▶ _Information provided_:
[start]
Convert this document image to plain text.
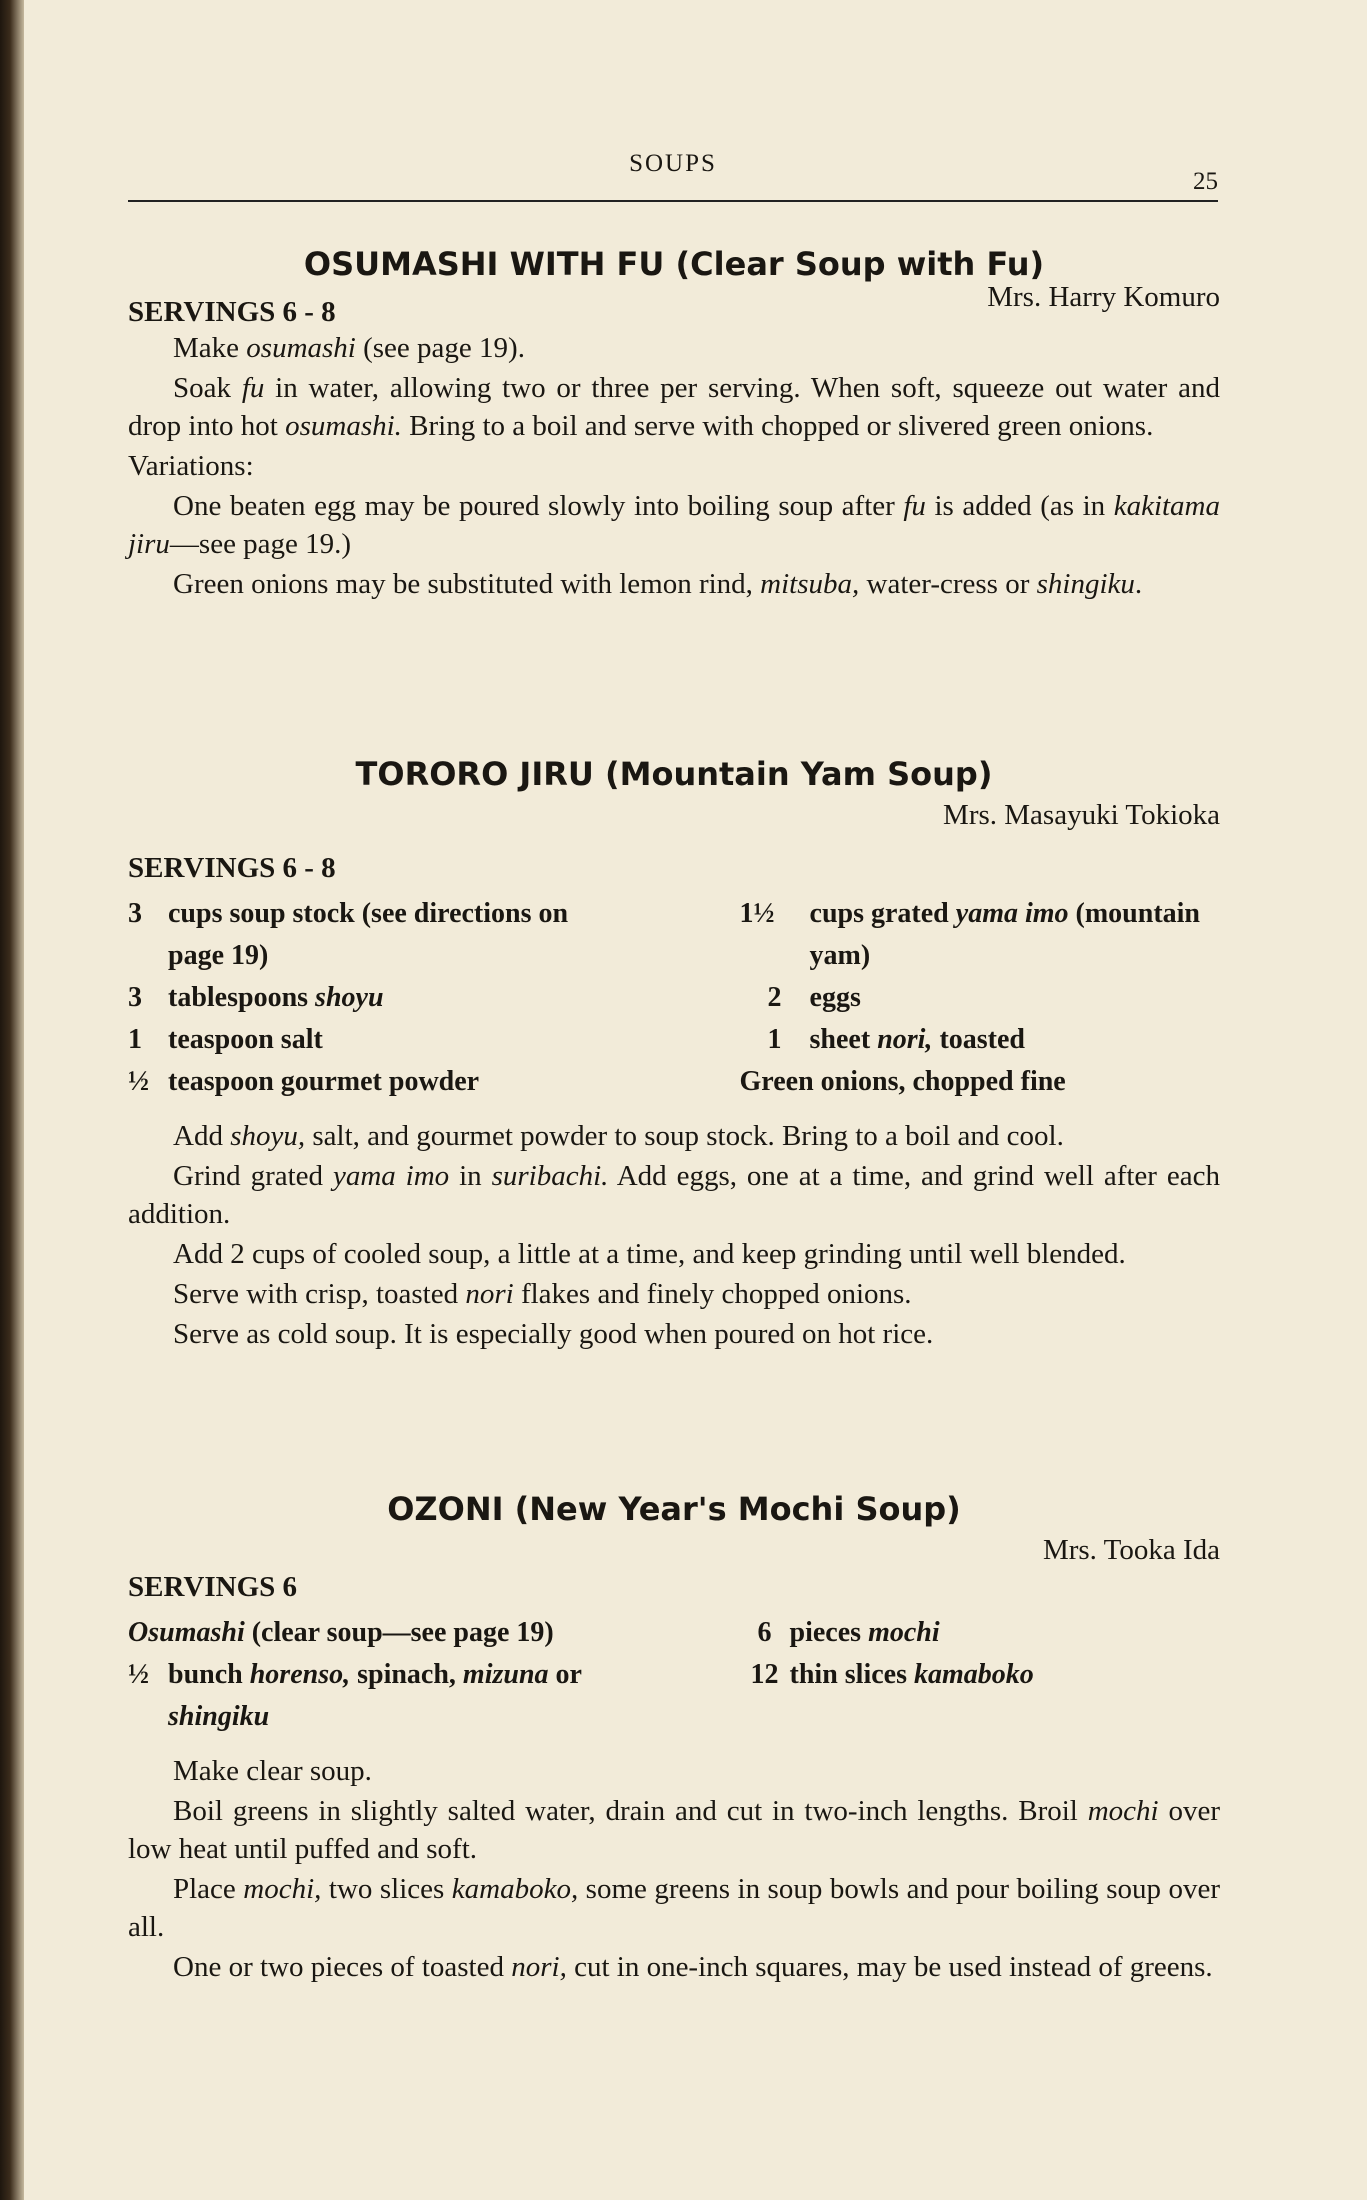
SOUPS
25
OSUMASHI WITH FU (Clear Soup with Fu)
Mrs. Harry Komuro
SERVINGS 6 - 8

Make osumashi (see page 19).

Soak fu in water, allowing two or three per serving. When soft, squeeze out water and drop into hot osumashi. Bring to a boil and serve with chopped or slivered green onions.

Variations:

One beaten egg may be poured slowly into boiling soup after fu is added (as in kakitama jiru—see page 19.)

Green onions may be substituted with lemon rind, mitsuba, water-cress or shingiku.

TORORO JIRU (Mountain Yam Soup)
Mrs. Masayuki Tokioka
SERVINGS 6 - 8
3 cups soup stock (see directions on page 19)
3 tablespoons shoyu
1 teaspoon salt
½ teaspoon gourmet powder
1½ cups grated yama imo (mountain yam)
2 eggs
1 sheet nori, toasted
Green onions, chopped fine

Add shoyu, salt, and gourmet powder to soup stock. Bring to a boil and cool.

Grind grated yama imo in suribachi. Add eggs, one at a time, and grind well after each addition.

Add 2 cups of cooled soup, a little at a time, and keep grinding until well blended.

Serve with crisp, toasted nori flakes and finely chopped onions.

Serve as cold soup. It is especially good when poured on hot rice.

OZONI (New Year's Mochi Soup)
Mrs. Tooka Ida
SERVINGS 6
Osumashi (clear soup—see page 19)
½ bunch horenso, spinach, mizuna or shingiku
6 pieces mochi
12 thin slices kamaboko

Make clear soup.

Boil greens in slightly salted water, drain and cut in two-inch lengths. Broil mochi over low heat until puffed and soft.

Place mochi, two slices kamaboko, some greens in soup bowls and pour boiling soup over all.

One or two pieces of toasted nori, cut in one-inch squares, may be used instead of greens.
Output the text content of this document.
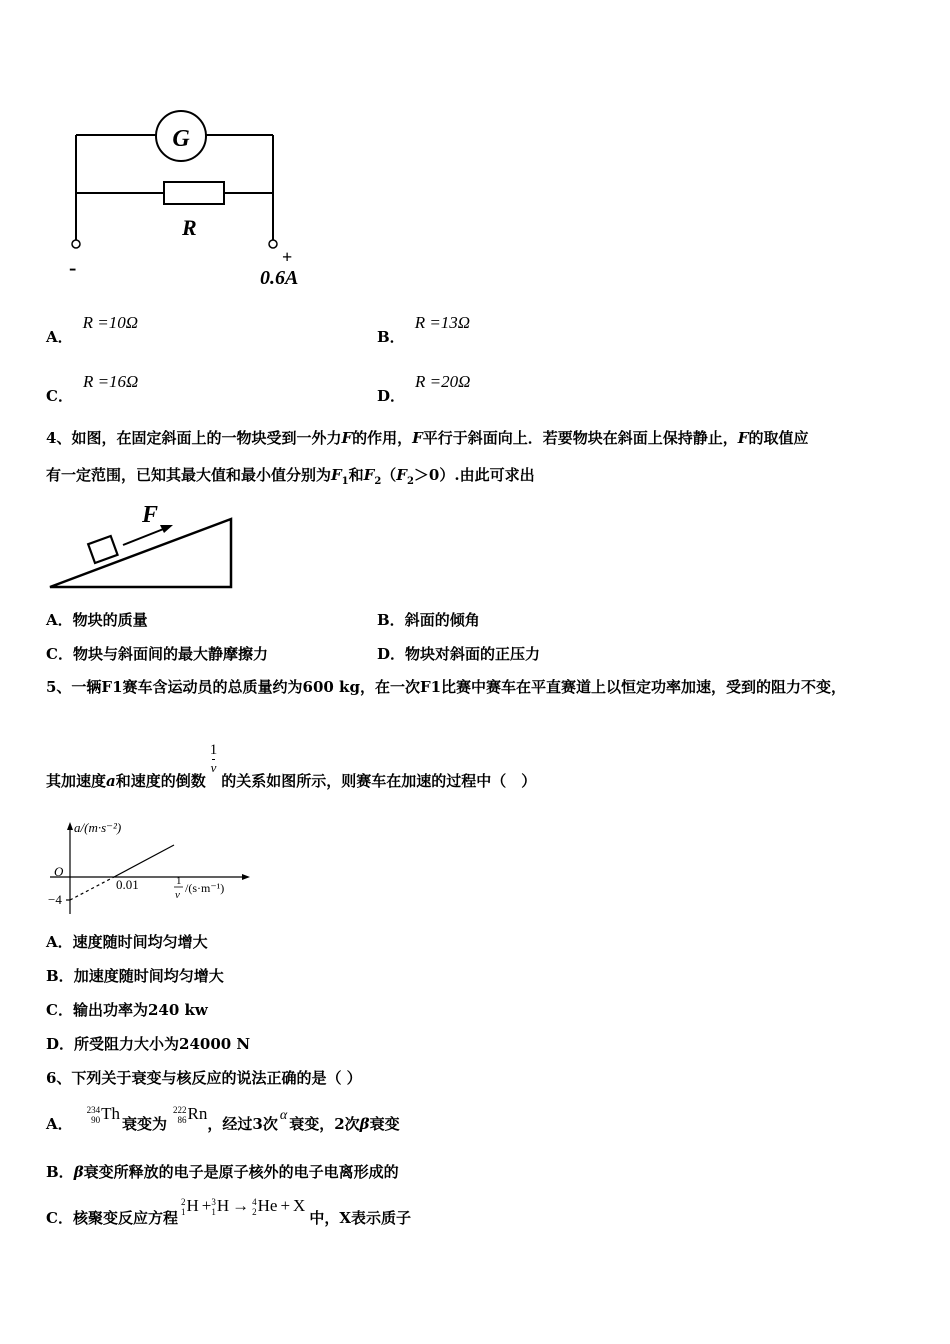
G
R
-	+
0.6A
A．R =10Ω
B．R =13Ω
C．R =16Ω
D．R =20Ω
4、如图，在固定斜面上的一物块受到一外力F的作用，F平行于斜面向上．若要物块在斜面上保持静止，F的取值应
有一定范围，已知其最大值和最小值分别为$F_1$和$F_2(F_2>0)$.由此可求出
F
A．物块的质量	B．斜面的倾角
C．物块与斜面间的最大静摩擦力	D．物块对斜面的正压力
5、一辆F1赛车含运动员的总质量约为600 kg，在一次F1比赛中赛车在平直赛道上以恒定功率加速，受到的阻力不变，
其加速度a和速度的倒数
$\frac{1}{v}$
的关系如图所示，则赛车在加速的过程中（　）
a/(m·s⁻²)
O
−4
0.01	1
v /(s·m⁻¹)
A．速度随时间均匀增大
B．加速度随时间均匀增大
C．输出功率为240 kw
D．所受阻力大小为24000 N
6、下列关于衰变与核反应的说法正确的是（ ）
A．
234
90 Th衰变为
222
86 Rn，经过3次 α 衰变，2次β衰变
B．β衰变所释放的电子是原子核外的电子电离形成的
C．核聚变反应方程
2
1 H + 3
1 H → 4
2 He + X中，X表示质子
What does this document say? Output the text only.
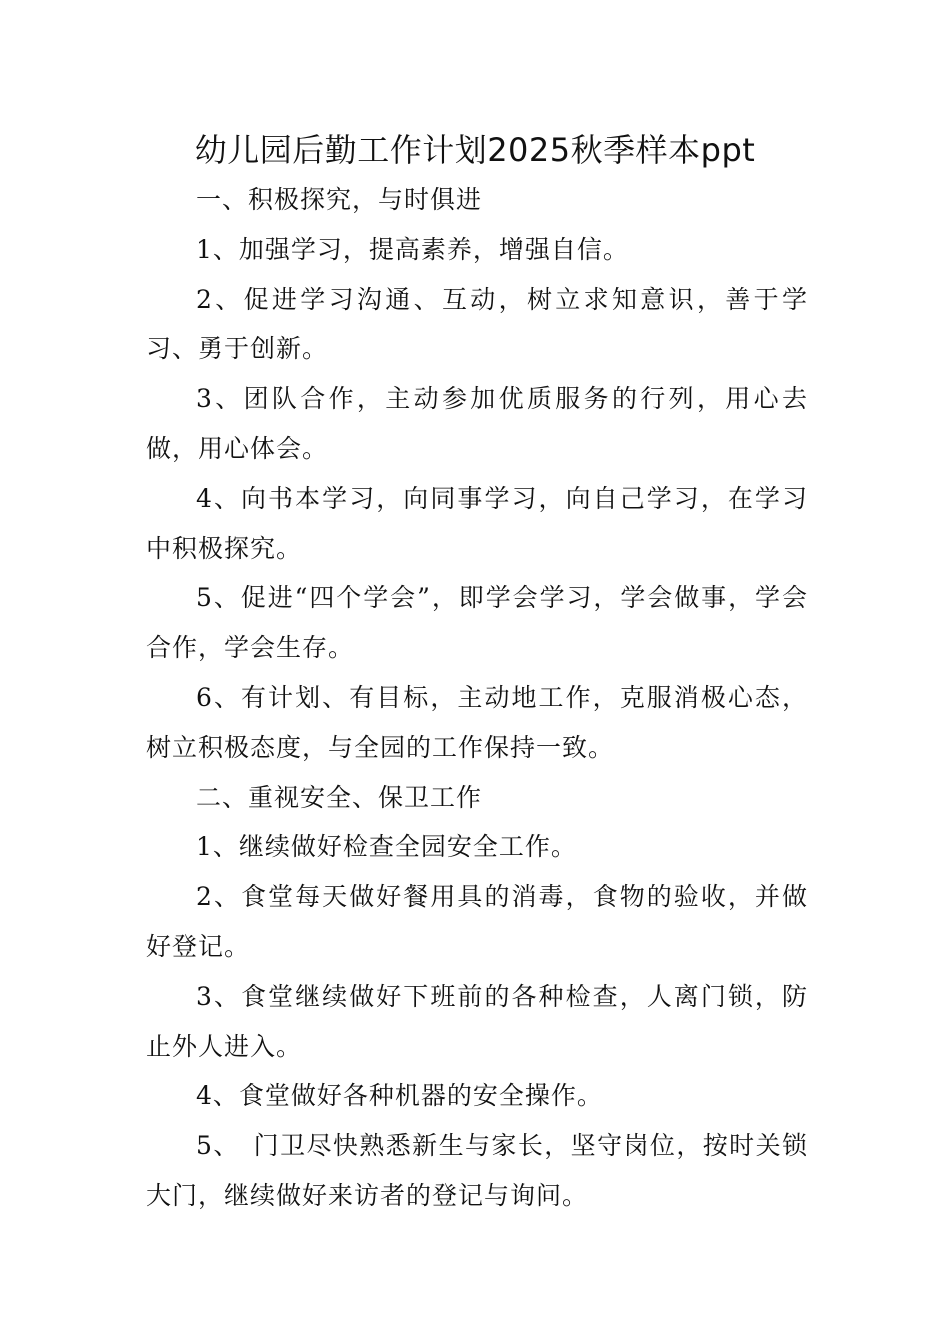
幼儿园后勤工作计划2025秋季样本ppt

一、积极探究，与时俱进

1、加强学习，提高素养，增强自信。

2、促进学习沟通、互动，树立求知意识，善于学习、勇于创新。

3、团队合作，主动参加优质服务的行列，用心去做，用心体会。

4、向书本学习，向同事学习，向自己学习，在学习中积极探究。

5、促进“四个学会”，即学会学习，学会做事，学会合作，学会生存。

6、有计划、有目标，主动地工作，克服消极心态，树立积极态度，与全园的工作保持一致。

二、重视安全、保卫工作

1、继续做好检查全园安全工作。

2、食堂每天做好餐用具的消毒，食物的验收，并做好登记。

3、食堂继续做好下班前的各种检查，人离门锁，防止外人进入。

4、食堂做好各种机器的安全操作。

5、　门卫尽快熟悉新生与家长，坚守岗位，按时关锁大门，继续做好来访者的登记与询问。
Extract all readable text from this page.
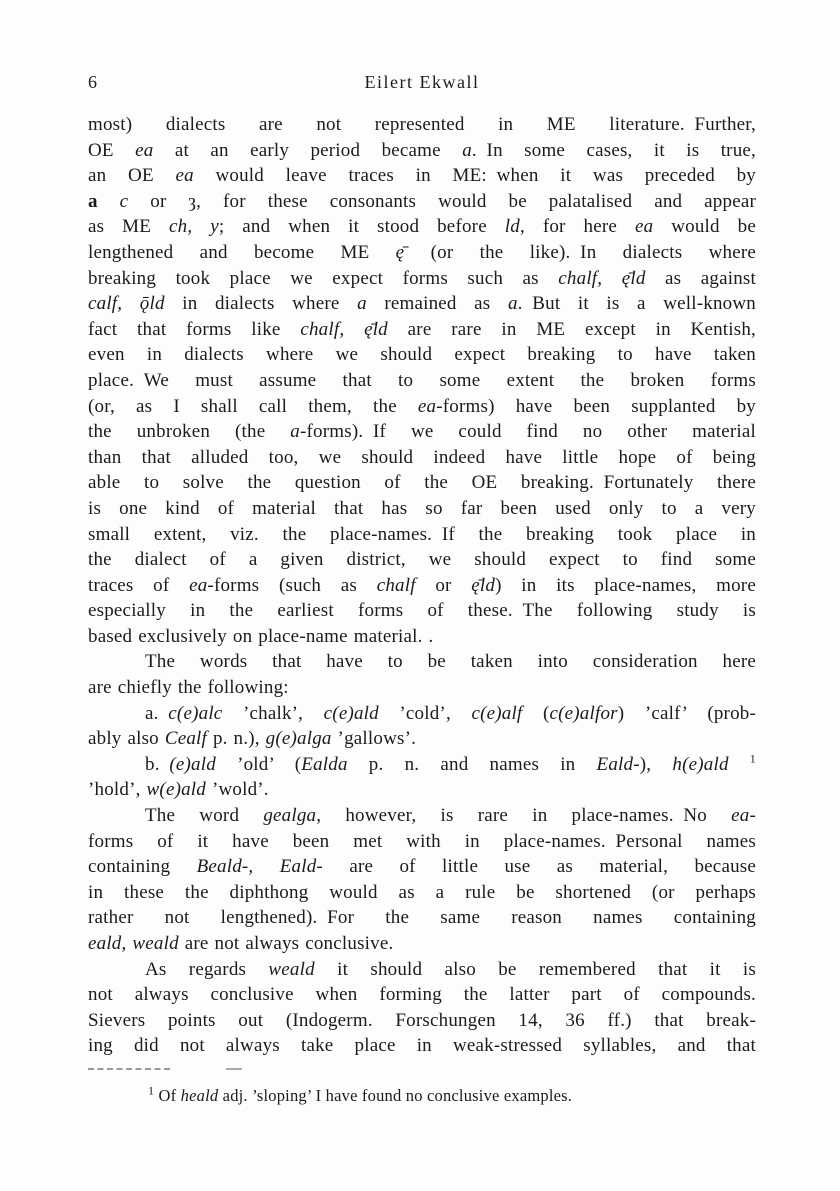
6	Eilert Ekwall
most) dialects are not represented in ME literature. Further,
OE ea at an early period became a. In some cases, it is true,
an OE ea would leave traces in ME: when it was preceded by
a c or ȝ, for these consonants would be palatalised and appear
as ME ch, y; and when it stood before ld, for here ea would be
lengthened and become ME ę̄ (or the like). In dialects where
breaking took place we expect forms such as chalf, ę̄ld as against
calf, ǭld in dialects where a remained as a. But it is a well-known
fact that forms like chalf, ę̄ld are rare in ME except in Kentish,
even in dialects where we should expect breaking to have taken
place. We must assume that to some extent the broken forms
(or, as I shall call them, the ea-forms) have been supplanted by
the unbroken (the a-forms). If we could find no other material
than that alluded too, we should indeed have little hope of being
able to solve the question of the OE breaking. Fortunately there
is one kind of material that has so far been used only to a very
small extent, viz. the place-names. If the breaking took place in
the dialect of a given district, we should expect to find some
traces of ea-forms (such as chalf or ę̄ld) in its place-names, more
especially in the earliest forms of these. The following study is
based exclusively on place-name material. .
The words that have to be taken into consideration here
are chiefly the following:
a. c(e)alc ’chalk’, c(e)ald ’cold’, c(e)alf (c(e)alfor) ’calf’ (prob-
ably also Cealf p. n.), g(e)alga ’gallows’.
b. (e)ald ’old’ (Ealda p. n. and names in Eald-), h(e)ald $^1$
’hold’, w(e)ald ’wold’.
The word gealga, however, is rare in place-names. No ea-
forms of it have been met with in place-names. Personal names
containing Beald-, Eald- are of little use as material, because
in these the diphthong would as a rule be shortened (or perhaps
rather not lengthened). For the same reason names containing
eald, weald are not always conclusive.
As regards weald it should also be remembered that it is
not always conclusive when forming the latter part of compounds.
Sievers points out (Indogerm. Forschungen 14, 36 ff.) that break-
ing did not always take place in weak-stressed syllables, and that
$^1$ Of heald adj. ’sloping’ I have found no conclusive examples.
[end]
▶ _What you have to do_:
Select and copy every line of the material that holds the string "breaking".

▶ _Completed task_:
breaking took place we expect forms such as chalf, ę̄ld as against
even in dialects where we should expect breaking to have taken
able to solve the question of the OE breaking. Fortunately there
small extent, viz. the place-names. If the breaking took place in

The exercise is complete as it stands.